Dataset items
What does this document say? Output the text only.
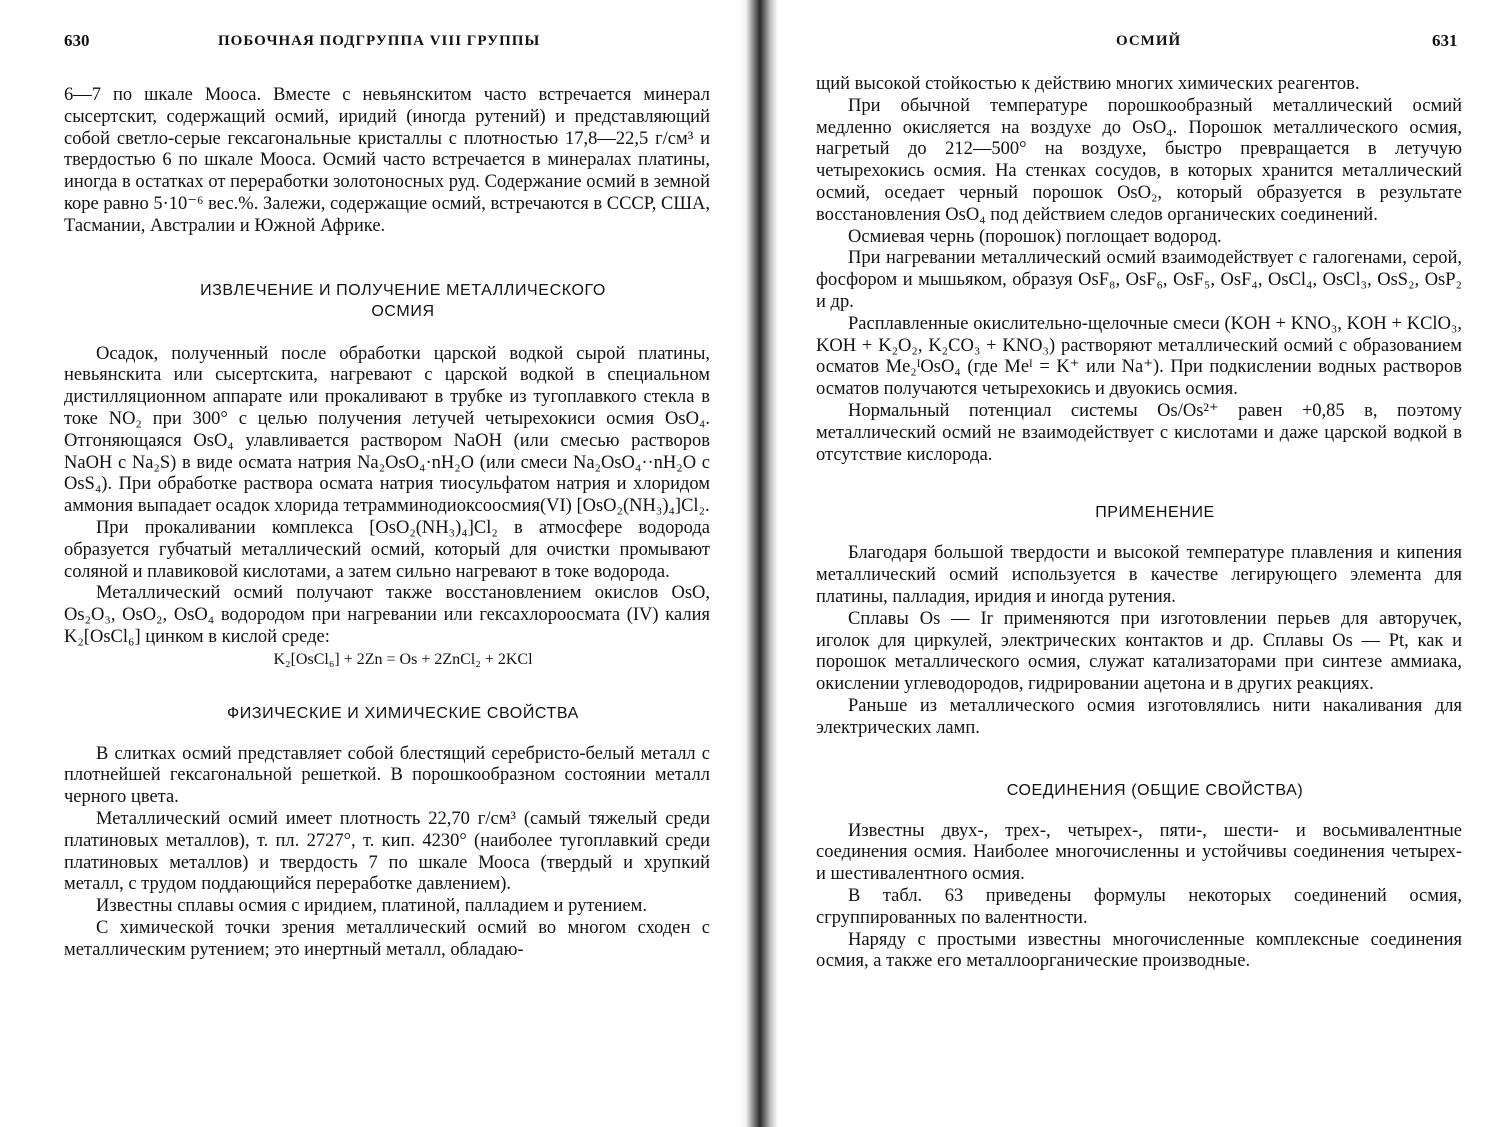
630	ПОБОЧНАЯ ПОДГРУППА VIII ГРУППЫ

6—7 по шкале Мооса. Вместе с невьянскитом часто встречается минерал сысертскит, содержащий осмий, иридий (иногда рутений) и представляющий собой светло-серые гексагональные кристаллы с плотностью 17,8—22,5 г/см³ и твердостью 6 по шкале Мооса. Осмий часто встречается в минералах платины, иногда в остатках от переработки золотоносных руд. Содержание осмий в земной коре равно 5·10⁻⁶ вес.%. Залежи, содержащие осмий, встречаются в СССР, США, Тасмании, Австралии и Южной Африке.

ИЗВЛЕЧЕНИЕ И ПОЛУЧЕНИЕ МЕТАЛЛИЧЕСКОГО

ОСМИЯ

Осадок, полученный после обработки царской водкой сырой платины, невьянскита или сысертскита, нагревают с царской водкой в специальном дистилляционном аппарате или прокаливают в трубке из тугоплавкого стекла в токе NO₂ при 300° с целью получения летучей четырехокиси осмия OsO₄. Отгоняющаяся OsO₄ улавливается раствором NaOH (или смесью растворов NaOH с Na₂S) в виде осмата натрия Na₂OsO₄·nH₂O (или смеси Na₂OsO₄··nH₂O с OsS₄). При обработке раствора осмата натрия тиосульфатом натрия и хлоридом аммония выпадает осадок хлорида тетрамминодиоксоосмия(VI) [OsO₂(NH₃)₄]Cl₂.

При прокаливании комплекса [OsO₂(NH₃)₄]Cl₂ в атмосфере водорода образуется губчатый металлический осмий, который для очистки промывают соляной и плавиковой кислотами, а затем сильно нагревают в токе водорода.

Металлический осмий получают также восстановлением окислов OsO, Os₂O₃, OsO₂, OsO₄ водородом при нагревании или гексахлороосмата (IV) калия K₂[OsCl₆] цинком в кислой среде:

K₂[OsCl₆] + 2Zn = Os + 2ZnCl₂ + 2KCl

ФИЗИЧЕСКИЕ И ХИМИЧЕСКИЕ СВОЙСТВА

В слитках осмий представляет собой блестящий серебристо-белый металл с плотнейшей гексагональной решеткой. В порошкообразном состоянии металл черного цвета.

Металлический осмий имеет плотность 22,70 г/см³ (самый тяжелый среди платиновых металлов), т. пл. 2727°, т. кип. 4230° (наиболее тугоплавкий среди платиновых металлов) и твердость 7 по шкале Мооса (твердый и хрупкий металл, с трудом поддающийся переработке давлением).

Известны сплавы осмия с иридием, платиной, палладием и рутением.

С химической точки зрения металлический осмий во многом сходен с металлическим рутением; это инертный металл, обладаю-

ОСМИЙ	631

щий высокой стойкостью к действию многих химических реагентов.

При обычной температуре порошкообразный металлический осмий медленно окисляется на воздухе до OsO₄. Порошок металлического осмия, нагретый до 212—500° на воздухе, быстро превращается в летучую четырехокись осмия. На стенках сосудов, в которых хранится металлический осмий, оседает черный порошок OsO₂, который образуется в результате восстановления OsO₄ под действием следов органических соединений.

Осмиевая чернь (порошок) поглощает водород.

При нагревании металлический осмий взаимодействует с галогенами, серой, фосфором и мышьяком, образуя OsF₈, OsF₆, OsF₅, OsF₄, OsCl₄, OsCl₃, OsS₂, OsP₂ и др.

Расплавленные окислительно-щелочные смеси (KOH + KNO₃, KOH + KClO₃, KOH + K₂O₂, K₂CO₃ + KNO₃) растворяют металлический осмий с образованием осматов Me₂ᴵOsO₄ (где Meᴵ = K⁺ или Na⁺). При подкислении водных растворов осматов получаются четырехокись и двуокись осмия.

Нормальный потенциал системы Os/Os²⁺ равен +0,85 в, поэтому металлический осмий не взаимодействует с кислотами и даже царской водкой в отсутствие кислорода.

ПРИМЕНЕНИЕ

Благодаря большой твердости и высокой температуре плавления и кипения металлический осмий используется в качестве легирующего элемента для платины, палладия, иридия и иногда рутения.

Сплавы Os — Ir применяются при изготовлении перьев для авторучек, иголок для циркулей, электрических контактов и др. Сплавы Os — Pt, как и порошок металлического осмия, служат катализаторами при синтезе аммиака, окислении углеводородов, гидрировании ацетона и в других реакциях.

Раньше из металлического осмия изготовлялись нити накаливания для электрических ламп.

СОЕДИНЕНИЯ (ОБЩИЕ СВОЙСТВА)

Известны двух-, трех-, четырех-, пяти-, шести- и восьмивалентные соединения осмия. Наиболее многочисленны и устойчивы соединения четырех- и шестивалентного осмия.

В табл. 63 приведены формулы некоторых соединений осмия, сгруппированных по валентности.

Наряду с простыми известны многочисленные комплексные соединения осмия, а также его металлоорганические производные.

◆ **Directions**
Above are some records. Count the lines among them with the word "температуре", and answer with the number only.

◆ **Result for this exercise**
2